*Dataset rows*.
--------------------------------

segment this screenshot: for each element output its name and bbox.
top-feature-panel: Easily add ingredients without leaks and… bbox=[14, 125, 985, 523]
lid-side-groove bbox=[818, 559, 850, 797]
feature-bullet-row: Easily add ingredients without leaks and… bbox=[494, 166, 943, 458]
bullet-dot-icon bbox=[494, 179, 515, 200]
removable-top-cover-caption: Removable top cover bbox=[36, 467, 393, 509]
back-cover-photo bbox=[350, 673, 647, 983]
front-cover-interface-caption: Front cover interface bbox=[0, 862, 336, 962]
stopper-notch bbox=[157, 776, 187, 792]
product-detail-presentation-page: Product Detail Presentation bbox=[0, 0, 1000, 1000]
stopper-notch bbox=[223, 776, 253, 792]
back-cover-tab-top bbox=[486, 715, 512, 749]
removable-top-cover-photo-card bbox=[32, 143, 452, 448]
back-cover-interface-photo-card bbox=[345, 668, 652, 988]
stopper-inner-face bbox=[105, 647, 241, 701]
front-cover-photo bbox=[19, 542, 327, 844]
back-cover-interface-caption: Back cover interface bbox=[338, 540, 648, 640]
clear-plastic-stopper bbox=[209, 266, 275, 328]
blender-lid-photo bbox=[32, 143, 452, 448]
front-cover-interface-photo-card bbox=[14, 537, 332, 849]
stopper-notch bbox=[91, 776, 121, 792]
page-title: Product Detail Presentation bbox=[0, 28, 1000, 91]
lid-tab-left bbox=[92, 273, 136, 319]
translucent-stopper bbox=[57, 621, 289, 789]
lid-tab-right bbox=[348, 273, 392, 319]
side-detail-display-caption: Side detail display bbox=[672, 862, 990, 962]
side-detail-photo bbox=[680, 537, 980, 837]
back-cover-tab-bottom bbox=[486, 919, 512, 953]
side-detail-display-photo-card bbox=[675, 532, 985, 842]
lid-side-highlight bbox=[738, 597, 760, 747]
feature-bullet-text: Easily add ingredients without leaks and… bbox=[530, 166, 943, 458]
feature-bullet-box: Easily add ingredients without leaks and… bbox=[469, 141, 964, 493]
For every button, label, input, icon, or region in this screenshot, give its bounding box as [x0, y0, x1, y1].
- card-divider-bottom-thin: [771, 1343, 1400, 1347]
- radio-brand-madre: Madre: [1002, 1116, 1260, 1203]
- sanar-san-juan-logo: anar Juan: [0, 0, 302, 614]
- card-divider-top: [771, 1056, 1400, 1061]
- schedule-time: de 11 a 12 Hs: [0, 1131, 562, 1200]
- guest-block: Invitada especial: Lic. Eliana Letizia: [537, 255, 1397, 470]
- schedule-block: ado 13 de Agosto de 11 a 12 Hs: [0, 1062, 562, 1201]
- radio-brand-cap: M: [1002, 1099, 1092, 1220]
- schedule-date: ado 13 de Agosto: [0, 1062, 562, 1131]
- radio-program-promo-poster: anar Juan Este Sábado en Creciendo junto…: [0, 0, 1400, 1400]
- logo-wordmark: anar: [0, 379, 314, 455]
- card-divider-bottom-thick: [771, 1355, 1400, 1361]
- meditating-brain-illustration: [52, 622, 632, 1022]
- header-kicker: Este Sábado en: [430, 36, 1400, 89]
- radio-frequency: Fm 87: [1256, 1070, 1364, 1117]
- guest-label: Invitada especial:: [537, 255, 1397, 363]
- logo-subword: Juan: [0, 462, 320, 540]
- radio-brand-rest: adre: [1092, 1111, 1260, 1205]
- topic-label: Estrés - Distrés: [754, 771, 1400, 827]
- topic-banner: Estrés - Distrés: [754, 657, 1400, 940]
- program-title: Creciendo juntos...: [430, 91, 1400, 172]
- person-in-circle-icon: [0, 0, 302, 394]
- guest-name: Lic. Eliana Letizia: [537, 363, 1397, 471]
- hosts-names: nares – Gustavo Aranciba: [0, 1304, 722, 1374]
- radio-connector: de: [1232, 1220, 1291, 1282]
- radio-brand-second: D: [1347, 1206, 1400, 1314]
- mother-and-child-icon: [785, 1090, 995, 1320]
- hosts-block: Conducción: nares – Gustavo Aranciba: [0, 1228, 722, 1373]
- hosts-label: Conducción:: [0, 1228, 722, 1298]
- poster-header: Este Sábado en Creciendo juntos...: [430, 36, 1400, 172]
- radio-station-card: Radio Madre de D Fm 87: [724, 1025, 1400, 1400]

--------------------------------

*Problem to work on*. Turn every line of the records above into a numbered list, one item per line, and drop any blank lines.

*Answer to this task*.
1. segment this screenshot: for each element output its name and bbox.
2. top-feature-panel: Easily add ingredients without leaks and… bbox=[14, 125, 985, 523]
3. lid-side-groove bbox=[818, 559, 850, 797]
4. feature-bullet-row: Easily add ingredients without leaks and… bbox=[494, 166, 943, 458]
5. bullet-dot-icon bbox=[494, 179, 515, 200]
6. removable-top-cover-caption: Removable top cover bbox=[36, 467, 393, 509]
7. back-cover-photo bbox=[350, 673, 647, 983]
8. front-cover-interface-caption: Front cover interface bbox=[0, 862, 336, 962]
9. stopper-notch bbox=[157, 776, 187, 792]
10. product-detail-presentation-page: Product Detail Presentation bbox=[0, 0, 1000, 1000]
11. stopper-notch bbox=[223, 776, 253, 792]
12. back-cover-tab-top bbox=[486, 715, 512, 749]
13. removable-top-cover-photo-card bbox=[32, 143, 452, 448]
14. back-cover-interface-photo-card bbox=[345, 668, 652, 988]
15. stopper-inner-face bbox=[105, 647, 241, 701]
16. front-cover-photo bbox=[19, 542, 327, 844]
17. back-cover-interface-caption: Back cover interface bbox=[338, 540, 648, 640]
18. clear-plastic-stopper bbox=[209, 266, 275, 328]
19. blender-lid-photo bbox=[32, 143, 452, 448]
20. front-cover-interface-photo-card bbox=[14, 537, 332, 849]
21. stopper-notch bbox=[91, 776, 121, 792]
22. page-title: Product Detail Presentation bbox=[0, 28, 1000, 91]
23. lid-tab-left bbox=[92, 273, 136, 319]
24. translucent-stopper bbox=[57, 621, 289, 789]
25. lid-tab-right bbox=[348, 273, 392, 319]
26. side-detail-display-caption: Side detail display bbox=[672, 862, 990, 962]
27. side-detail-photo bbox=[680, 537, 980, 837]
28. back-cover-tab-bottom bbox=[486, 919, 512, 953]
29. side-detail-display-photo-card bbox=[675, 532, 985, 842]
30. lid-side-highlight bbox=[738, 597, 760, 747]
31. feature-bullet-text: Easily add ingredients without leaks and… bbox=[530, 166, 943, 458]
32. feature-bullet-box: Easily add ingredients without leaks and… bbox=[469, 141, 964, 493]
33. For every button, label, input, icon, or region in this screenshot, give its bounding box as [x0, y0, x1, y1].
34. - card-divider-bottom-thin: [771, 1343, 1400, 1347]
35. - radio-brand-madre: Madre: [1002, 1116, 1260, 1203]
36. - sanar-san-juan-logo: anar Juan: [0, 0, 302, 614]
37. - card-divider-top: [771, 1056, 1400, 1061]
38. - schedule-time: de 11 a 12 Hs: [0, 1131, 562, 1200]
39. - guest-block: Invitada especial: Lic. Eliana Letizia: [537, 255, 1397, 470]
40. - schedule-block: ado 13 de Agosto de 11 a 12 Hs: [0, 1062, 562, 1201]
41. - radio-brand-cap: M: [1002, 1099, 1092, 1220]
42. - schedule-date: ado 13 de Agosto: [0, 1062, 562, 1131]
43. - radio-program-promo-poster: anar Juan Este Sábado en Creciendo junto…: [0, 0, 1400, 1400]
44. - logo-wordmark: anar: [0, 379, 314, 455]
45. - card-divider-bottom-thick: [771, 1355, 1400, 1361]
46. - meditating-brain-illustration: [52, 622, 632, 1022]
47. - header-kicker: Este Sábado en: [430, 36, 1400, 89]
48. - radio-frequency: Fm 87: [1256, 1070, 1364, 1117]
49. - guest-label: Invitada especial:: [537, 255, 1397, 363]
50. - logo-subword: Juan: [0, 462, 320, 540]
51. - radio-brand-rest: adre: [1092, 1111, 1260, 1205]
52. - topic-label: Estrés - Distrés: [754, 771, 1400, 827]
53. - topic-banner: Estrés - Distrés: [754, 657, 1400, 940]
54. - program-title: Creciendo juntos...: [430, 91, 1400, 172]
55. - person-in-circle-icon: [0, 0, 302, 394]
56. - guest-name: Lic. Eliana Letizia: [537, 363, 1397, 471]
57. - hosts-names: nares – Gustavo Aranciba: [0, 1304, 722, 1374]
58. - radio-connector: de: [1232, 1220, 1291, 1282]
59. - radio-brand-second: D: [1347, 1206, 1400, 1314]
60. - mother-and-child-icon: [785, 1090, 995, 1320]
61. - hosts-block: Conducción: nares – Gustavo Aranciba: [0, 1228, 722, 1373]
62. - hosts-label: Conducción:: [0, 1228, 722, 1298]
63. - poster-header: Este Sábado en Creciendo juntos...: [430, 36, 1400, 172]
64. - radio-station-card: Radio Madre de D Fm 87: [724, 1025, 1400, 1400]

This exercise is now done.